> What to produce: Find how many lines contain "dans" and state only that number.

------

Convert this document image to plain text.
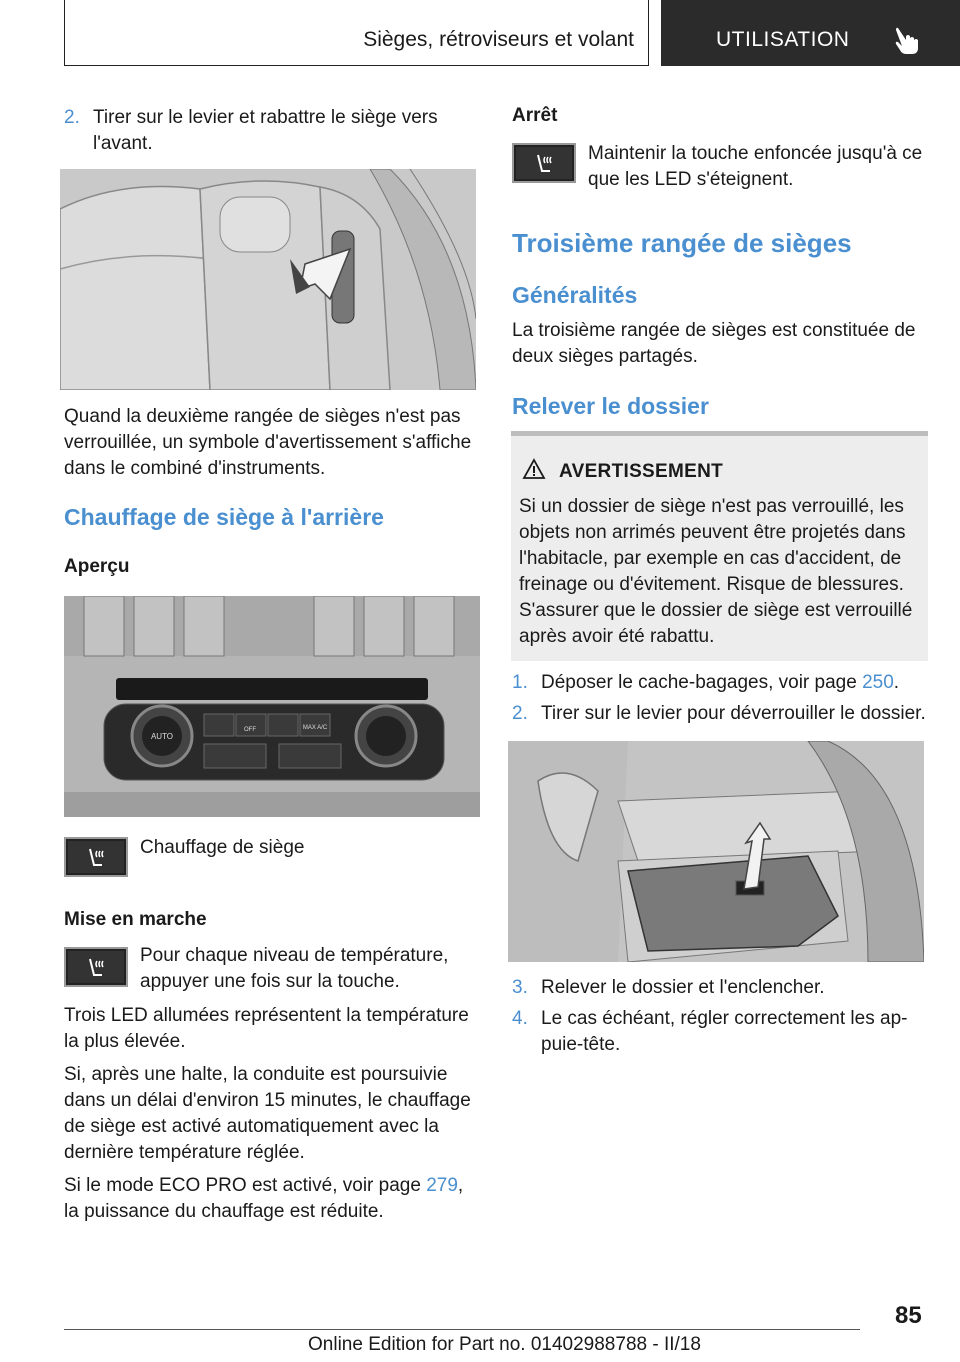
Sièges, rétroviseurs et volant	UTILISATION
2. Tirer sur le levier et rabattre le siège vers
l'avant.
Quand la deuxième rangée de sièges n'est pas
verrouillée, un symbole d'avertissement s'affiche
dans le combiné d'instruments.
Chauffage de siège à l'arrière
Aperçu
AUTO
OFF	MAX A/C
Chauffage de siège
Mise en marche
Pour chaque niveau de température,
appuyer une fois sur la touche.
Trois LED allumées représentent la température
la plus élevée.
Si, après une halte, la conduite est poursuivie
dans un délai d'environ 15 minutes, le chauffage
de siège est activé automatiquement avec la
dernière température réglée.
Si le mode ECO PRO est activé, voir page 279,
la puissance du chauffage est réduite.
Arrêt
Maintenir la touche enfoncée jusqu'à ce
que les LED s'éteignent.
Troisième rangée de sièges
Généralités
La troisième rangée de sièges est constituée de
deux sièges partagés.
Relever le dossier
AVERTISSEMENT
Si un dossier de siège n'est pas verrouillé, les
objets non arrimés peuvent être projetés dans
l'habitacle, par exemple en cas d'accident, de
freinage ou d'évitement. Risque de blessures.
S'assurer que le dossier de siège est verrouillé
après avoir été rabattu.
1. Déposer le cache-bagages, voir page 250.
2. Tirer sur le levier pour déverrouiller le dossier.
3. Relever le dossier et l'enclencher.
4. Le cas échéant, régler correctement les ap-
puie-tête.
85
Online Edition for Part no. 01402988788 - II/18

------

> Result of the exercise: 3